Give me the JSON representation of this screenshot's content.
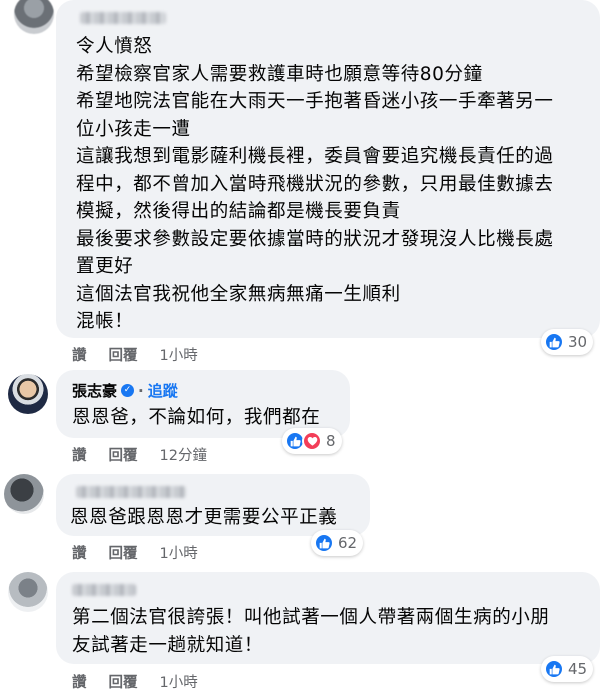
{
  "colors": {
    "bubble": "#f0f2f5",
    "accent": "#1877f2",
    "secondary_text": "#65676b"
  },
  "actions": {
    "like": "讚",
    "reply": "回覆"
  },
  "comments": [
    {
      "author": "",
      "avatar": "blurred-avatar",
      "lines": [
        "令人憤怒",
        "希望檢察官家人需要救護車時也願意等待80分鐘",
        "希望地院法官能在大雨天一手抱著昏迷小孩一手牽著另一",
        "位小孩走一遭",
        "這讓我想到電影薩利機長裡，委員會要追究機長責任的過",
        "程中，都不曾加入當時飛機狀況的參數，只用最佳數據去",
        "模擬，然後得出的結論都是機長要負責",
        "最後要求參數設定要依據當時的狀況才發現沒人比機長處",
        "置更好",
        "這個法官我祝他全家無病無痛一生順利",
        "混帳！"
      ],
      "time": "1小時",
      "reactions": {
        "types": [
          "like"
        ],
        "count": "30"
      }
    },
    {
      "author": "張志豪",
      "verified": true,
      "follow_label": "追蹤",
      "avatar": "profile-photo",
      "lines": [
        "恩恩爸，不論如何，我們都在"
      ],
      "time": "12分鐘",
      "reactions": {
        "types": [
          "like",
          "love"
        ],
        "count": "8"
      }
    },
    {
      "author": "",
      "avatar": "blurred-avatar",
      "lines": [
        "恩恩爸跟恩恩才更需要公平正義"
      ],
      "time": "1小時",
      "reactions": {
        "types": [
          "like"
        ],
        "count": "62"
      }
    },
    {
      "author": "",
      "avatar": "blurred-avatar",
      "lines": [
        "第二個法官很誇張！叫他試著一個人帶著兩個生病的小朋",
        "友試著走一趟就知道！"
      ],
      "time": "1小時",
      "reactions": {
        "types": [
          "like"
        ],
        "count": "45"
      }
    }
  ]
}
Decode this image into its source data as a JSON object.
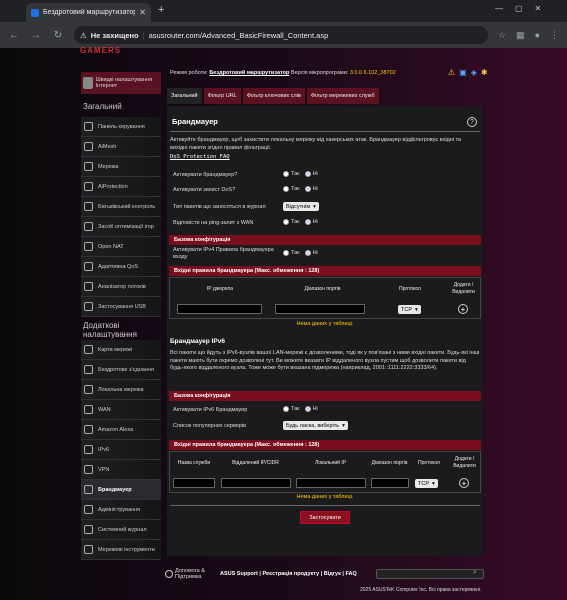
{
  "browser": {
    "tab_title": "Бездротовий маршрутизатор A",
    "warning": "Не захищено",
    "url": "asusrouter.com/Advanced_BasicFirewall_Content.asp"
  },
  "sidebar": {
    "quick": "Швидкі налаштування Інтернет",
    "general_title": "Загальний",
    "general": [
      "Панель керування",
      "AiMesh",
      "Мережа",
      "AiProtection",
      "Батьківський контроль",
      "ЗасоК оптимізації ігор",
      "Open NAT",
      "Адаптивна QoS",
      "Аналізатор потоків",
      "Застосування USB"
    ],
    "advanced_title": "Додаткові налаштування",
    "advanced": [
      "Карта мережі",
      "Бездротове з'єднання",
      "Локальна мережа",
      "WAN",
      "Amazon Alexa",
      "IPv6",
      "VPN",
      "Брандмауер",
      "Адміністрування",
      "Системний журнал",
      "Мережеві інструменти"
    ]
  },
  "top": {
    "mode_label": "Режим роботи:",
    "mode_value": "Бездротовий маршрутизатор",
    "fw_label": "Версія мікропрограми:",
    "fw_value": "3.0.0.6.102_38702"
  },
  "tabs": [
    "Загальний",
    "Фільтр URL",
    "Фільтр ключових слів",
    "Фільтр мережевих служб"
  ],
  "main": {
    "title": "Брандмауер",
    "desc": "Активуйте брандмауер, щоб захистити локальну мережу від хакерських атак. Брандмауер відфільтровує вхідні та вихідні пакети згідно правил фільтрації.",
    "faq": "DoS Protection FAQ",
    "fields": [
      {
        "label": "Активувати брандмауер?",
        "yes": "Так",
        "no": "Ні"
      },
      {
        "label": "Активувати захист DoS?",
        "yes": "Так",
        "no": "Ні"
      },
      {
        "label": "Тип пакетів що заносяться в журнал",
        "select": "Відсутнім"
      },
      {
        "label": "Відповісти на ping-запит з WAN",
        "yes": "Так",
        "no": "Ні"
      }
    ],
    "basic_config": "Базова конфігурація",
    "ipv4_enable_label": "Активувати IPv4 Правила брандмауера входу",
    "ipv4_rules_title": "Вхідні правила брандмауера (Макс. обмеження : 128)",
    "ipv4_cols": [
      "IP джерела",
      "Діапазон портів",
      "Протокол",
      "Додати / Видалити"
    ],
    "proto": "TCP",
    "nodata": "Нема даних у таблиці.",
    "ipv6_title": "Брандмауер IPv6",
    "ipv6_desc": "Всі пакети що йдуть з IPv6-вузлів вашої LAN-мережі є дозволеними, тоді як у пов'язані з ними вхідні пакети. Будь-які інші пакети мають бути окремо дозволені тут. Ви можете вказати IP віддаленого вузла пустим щоб дозволити пакети від будь-якого віддаленого вузла. Тоже може бути вказана підмережа (наприклад, 2001::1111:2222:3333/64).",
    "ipv6_basic": "Базова конфігурація",
    "ipv6_enable_label": "Активувати IPv6 Брандмауер",
    "popular_label": "Список популярних серверів",
    "popular_select": "Будь ласка, виберіть",
    "ipv6_rules_title": "Вхідні правила брандмауера (Макс. обмеження : 128)",
    "ipv6_cols": [
      "Назва служби",
      "Віддалений IP/CIDR",
      "Локальний IP",
      "Діапазон портів",
      "Протокол",
      "Додати / Видалити"
    ],
    "apply": "Застосувати",
    "yes": "Так",
    "no": "Ні"
  },
  "footer": {
    "help": "Допомога & Підтримка",
    "links": "ASUS Support | Реєстрація продукту | Відгук | FAQ",
    "copy": "2025 ASUSTeK Computer Inc. Всі права застережені."
  }
}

▸ Stated exercise: Quote each record exactly as it stands, minus the pictures.

▸ Exercise answer:
Give me the JSON representation of this screenshot's content.
{
  "colors": {
    "bubble": "#f0f2f5",
    "accent": "#1877f2",
    "secondary_text": "#65676b"
  },
  "actions": {
    "like": "讚",
    "reply": "回覆"
  },
  "comments": [
    {
      "author": "",
      "avatar": "blurred-avatar",
      "lines": [
        "令人憤怒",
        "希望檢察官家人需要救護車時也願意等待80分鐘",
        "希望地院法官能在大雨天一手抱著昏迷小孩一手牽著另一",
        "位小孩走一遭",
        "這讓我想到電影薩利機長裡，委員會要追究機長責任的過",
        "程中，都不曾加入當時飛機狀況的參數，只用最佳數據去",
        "模擬，然後得出的結論都是機長要負責",
        "最後要求參數設定要依據當時的狀況才發現沒人比機長處",
        "置更好",
        "這個法官我祝他全家無病無痛一生順利",
        "混帳！"
      ],
      "time": "1小時",
      "reactions": {
        "types": [
          "like"
        ],
        "count": "30"
      }
    },
    {
      "author": "張志豪",
      "verified": true,
      "follow_label": "追蹤",
      "avatar": "profile-photo",
      "lines": [
        "恩恩爸，不論如何，我們都在"
      ],
      "time": "12分鐘",
      "reactions": {
        "types": [
          "like",
          "love"
        ],
        "count": "8"
      }
    },
    {
      "author": "",
      "avatar": "blurred-avatar",
      "lines": [
        "恩恩爸跟恩恩才更需要公平正義"
      ],
      "time": "1小時",
      "reactions": {
        "types": [
          "like"
        ],
        "count": "62"
      }
    },
    {
      "author": "",
      "avatar": "blurred-avatar",
      "lines": [
        "第二個法官很誇張！叫他試著一個人帶著兩個生病的小朋",
        "友試著走一趟就知道！"
      ],
      "time": "1小時",
      "reactions": {
        "types": [
          "like"
        ],
        "count": "45"
      }
    }
  ]
}
Decode this image into its source data as a JSON object.
{
  "browser": {
    "tab_title": "Бездротовий маршрутизатор A",
    "warning": "Не захищено",
    "url": "asusrouter.com/Advanced_BasicFirewall_Content.asp"
  },
  "sidebar": {
    "quick": "Швидкі налаштування Інтернет",
    "general_title": "Загальний",
    "general": [
      "Панель керування",
      "AiMesh",
      "Мережа",
      "AiProtection",
      "Батьківський контроль",
      "ЗасоК оптимізації ігор",
      "Open NAT",
      "Адаптивна QoS",
      "Аналізатор потоків",
      "Застосування USB"
    ],
    "advanced_title": "Додаткові налаштування",
    "advanced": [
      "Карта мережі",
      "Бездротове з'єднання",
      "Локальна мережа",
      "WAN",
      "Amazon Alexa",
      "IPv6",
      "VPN",
      "Брандмауер",
      "Адміністрування",
      "Системний журнал",
      "Мережеві інструменти"
    ]
  },
  "top": {
    "mode_label": "Режим роботи:",
    "mode_value": "Бездротовий маршрутизатор",
    "fw_label": "Версія мікропрограми:",
    "fw_value": "3.0.0.6.102_38702"
  },
  "tabs": [
    "Загальний",
    "Фільтр URL",
    "Фільтр ключових слів",
    "Фільтр мережевих служб"
  ],
  "main": {
    "title": "Брандмауер",
    "desc": "Активуйте брандмауер, щоб захистити локальну мережу від хакерських атак. Брандмауер відфільтровує вхідні та вихідні пакети згідно правил фільтрації.",
    "faq": "DoS Protection FAQ",
    "fields": [
      {
        "label": "Активувати брандмауер?",
        "yes": "Так",
        "no": "Ні"
      },
      {
        "label": "Активувати захист DoS?",
        "yes": "Так",
        "no": "Ні"
      },
      {
        "label": "Тип пакетів що заносяться в журнал",
        "select": "Відсутнім"
      },
      {
        "label": "Відповісти на ping-запит з WAN",
        "yes": "Так",
        "no": "Ні"
      }
    ],
    "basic_config": "Базова конфігурація",
    "ipv4_enable_label": "Активувати IPv4 Правила брандмауера входу",
    "ipv4_rules_title": "Вхідні правила брандмауера (Макс. обмеження : 128)",
    "ipv4_cols": [
      "IP джерела",
      "Діапазон портів",
      "Протокол",
      "Додати / Видалити"
    ],
    "proto": "TCP",
    "nodata": "Нема даних у таблиці.",
    "ipv6_title": "Брандмауер IPv6",
    "ipv6_desc": "Всі пакети що йдуть з IPv6-вузлів вашої LAN-мережі є дозволеними, тоді як у пов'язані з ними вхідні пакети. Будь-які інші пакети мають бути окремо дозволені тут. Ви можете вказати IP віддаленого вузла пустим щоб дозволити пакети від будь-якого віддаленого вузла. Тоже може бути вказана підмережа (наприклад, 2001::1111:2222:3333/64).",
    "ipv6_basic": "Базова конфігурація",
    "ipv6_enable_label": "Активувати IPv6 Брандмауер",
    "popular_label": "Список популярних серверів",
    "popular_select": "Будь ласка, виберіть",
    "ipv6_rules_title": "Вхідні правила брандмауера (Макс. обмеження : 128)",
    "ipv6_cols": [
      "Назва служби",
      "Віддалений IP/CIDR",
      "Локальний IP",
      "Діапазон портів",
      "Протокол",
      "Додати / Видалити"
    ],
    "apply": "Застосувати",
    "yes": "Так",
    "no": "Ні"
  },
  "footer": {
    "help": "Допомога & Підтримка",
    "links": "ASUS Support | Реєстрація продукту | Відгук | FAQ",
    "copy": "2025 ASUSTeK Computer Inc. Всі права застережені."
  }
}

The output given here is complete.